(THE REQUEST)
Report how many lines contain "xlabel"; state the number and nothing else.

(GIVEN DATA)
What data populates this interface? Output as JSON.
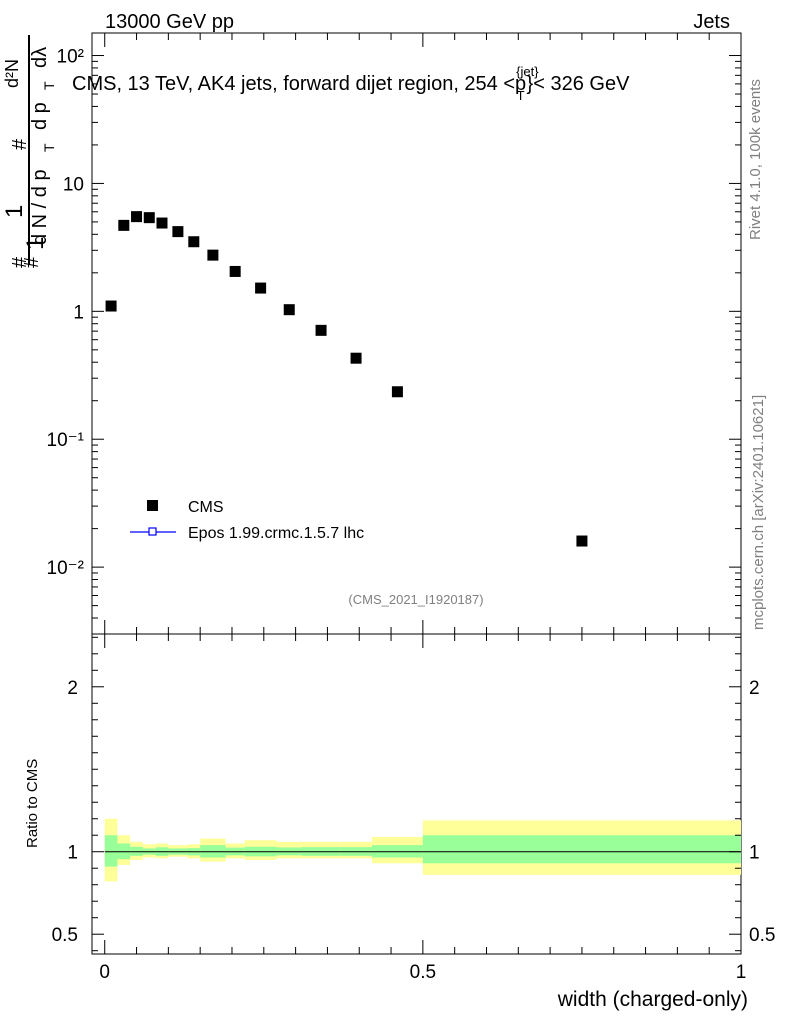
{
  "header": {
    "left": "13000 GeV pp",
    "right": "Jets"
  },
  "side_labels": {
    "rivet": "Rivet 4.1.0,  100k events",
    "mcplots": "mcplots.cern.ch [arXiv:2401.10621]"
  },
  "analysis_id": "(CMS_2021_I1920187)",
  "colors": {
    "data": "#000000",
    "mc": "#0000ff",
    "band_outer": "#ffff99",
    "band_inner": "#99ff99"
  },
  "chart_data": [
    {
      "type": "scatter",
      "panel": "main",
      "title": "CMS, 13 TeV, AK4 jets, forward dijet region, 254 <",
      "title_ptjet_sup": "{jet}",
      "title_ptjet_main": "p",
      "title_ptjet_sub": "T",
      "title_ptjet_close": "}< 326 GeV",
      "ylabel_lines": [
        "#",
        "1",
        "d N / d p",
        "T",
        "#",
        "d p",
        "T",
        "d²N",
        "dλ"
      ],
      "yscale": "log",
      "ylim": [
        0.003,
        150
      ],
      "xlim": [
        -0.02,
        1.0
      ],
      "ytick_labels": [
        "10²",
        "10",
        "1",
        "10⁻¹",
        "10⁻²"
      ],
      "ytick_values": [
        100,
        10,
        1,
        0.1,
        0.01
      ],
      "legend": {
        "position": "bottom-left",
        "entries": [
          "CMS",
          "Epos 1.99.crmc.1.5.7 lhc"
        ]
      },
      "series": [
        {
          "name": "CMS",
          "x": [
            0.01,
            0.03,
            0.05,
            0.07,
            0.09,
            0.115,
            0.14,
            0.17,
            0.205,
            0.245,
            0.29,
            0.34,
            0.395,
            0.46,
            0.75
          ],
          "y": [
            1.1,
            4.7,
            5.5,
            5.4,
            4.9,
            4.2,
            3.5,
            2.75,
            2.05,
            1.52,
            1.03,
            0.71,
            0.43,
            0.235,
            0.016
          ]
        }
      ]
    },
    {
      "type": "area",
      "panel": "ratio",
      "ylabel": "Ratio to CMS",
      "xlabel": "width (charged-only)",
      "ylim": [
        0.38,
        2.32
      ],
      "xlim": [
        -0.02,
        1.0
      ],
      "xtick_labels": [
        "0",
        "0.5",
        "1"
      ],
      "xtick_values": [
        0,
        0.5,
        1
      ],
      "ytick_labels": [
        "2",
        "1",
        "0.5"
      ],
      "ytick_values": [
        2,
        1,
        0.5
      ],
      "bin_edges": [
        0,
        0.02,
        0.04,
        0.06,
        0.08,
        0.1,
        0.13,
        0.15,
        0.19,
        0.22,
        0.27,
        0.31,
        0.37,
        0.42,
        0.5,
        1.0
      ],
      "outer_band": {
        "low": [
          0.82,
          0.92,
          0.95,
          0.965,
          0.96,
          0.97,
          0.96,
          0.94,
          0.96,
          0.95,
          0.96,
          0.96,
          0.96,
          0.93,
          0.86
        ],
        "high": [
          1.2,
          1.1,
          1.06,
          1.045,
          1.05,
          1.04,
          1.045,
          1.08,
          1.05,
          1.07,
          1.06,
          1.06,
          1.06,
          1.09,
          1.19
        ]
      },
      "inner_band": {
        "low": [
          0.91,
          0.955,
          0.975,
          0.982,
          0.975,
          0.982,
          0.978,
          0.965,
          0.978,
          0.972,
          0.978,
          0.975,
          0.975,
          0.965,
          0.93
        ],
        "high": [
          1.1,
          1.05,
          1.03,
          1.02,
          1.027,
          1.02,
          1.022,
          1.04,
          1.025,
          1.03,
          1.026,
          1.028,
          1.028,
          1.04,
          1.1
        ]
      },
      "reference_line": 1
    }
  ]
}
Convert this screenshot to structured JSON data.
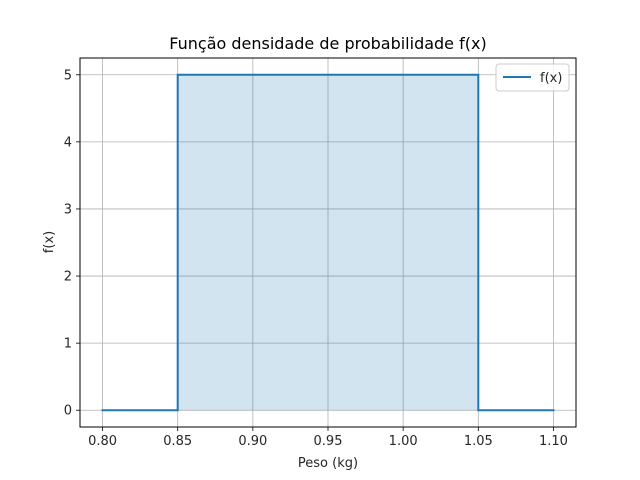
{
  "chart_data": {
    "type": "line",
    "title": "Função densidade de probabilidade f(x)",
    "xlabel": "Peso (kg)",
    "ylabel": "f(x)",
    "xlim": [
      0.785,
      1.115
    ],
    "ylim": [
      -0.25,
      5.25
    ],
    "xticks": [
      0.8,
      0.85,
      0.9,
      0.95,
      1.0,
      1.05,
      1.1
    ],
    "xtick_labels": [
      "0.80",
      "0.85",
      "0.90",
      "0.95",
      "1.00",
      "1.05",
      "1.10"
    ],
    "yticks": [
      0,
      1,
      2,
      3,
      4,
      5
    ],
    "ytick_labels": [
      "0",
      "1",
      "2",
      "3",
      "4",
      "5"
    ],
    "grid": true,
    "legend_position": "top-right",
    "series": [
      {
        "name": "f(x)",
        "color": "#1f77b4",
        "fill_color": "#1f77b4",
        "fill_opacity": 0.2,
        "fill_range": [
          0.85,
          1.05
        ],
        "x": [
          0.8,
          0.85,
          0.85,
          1.05,
          1.05,
          1.1
        ],
        "y": [
          0,
          0,
          5,
          5,
          0,
          0
        ]
      }
    ]
  }
}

(RESULT OF THE TASK)
2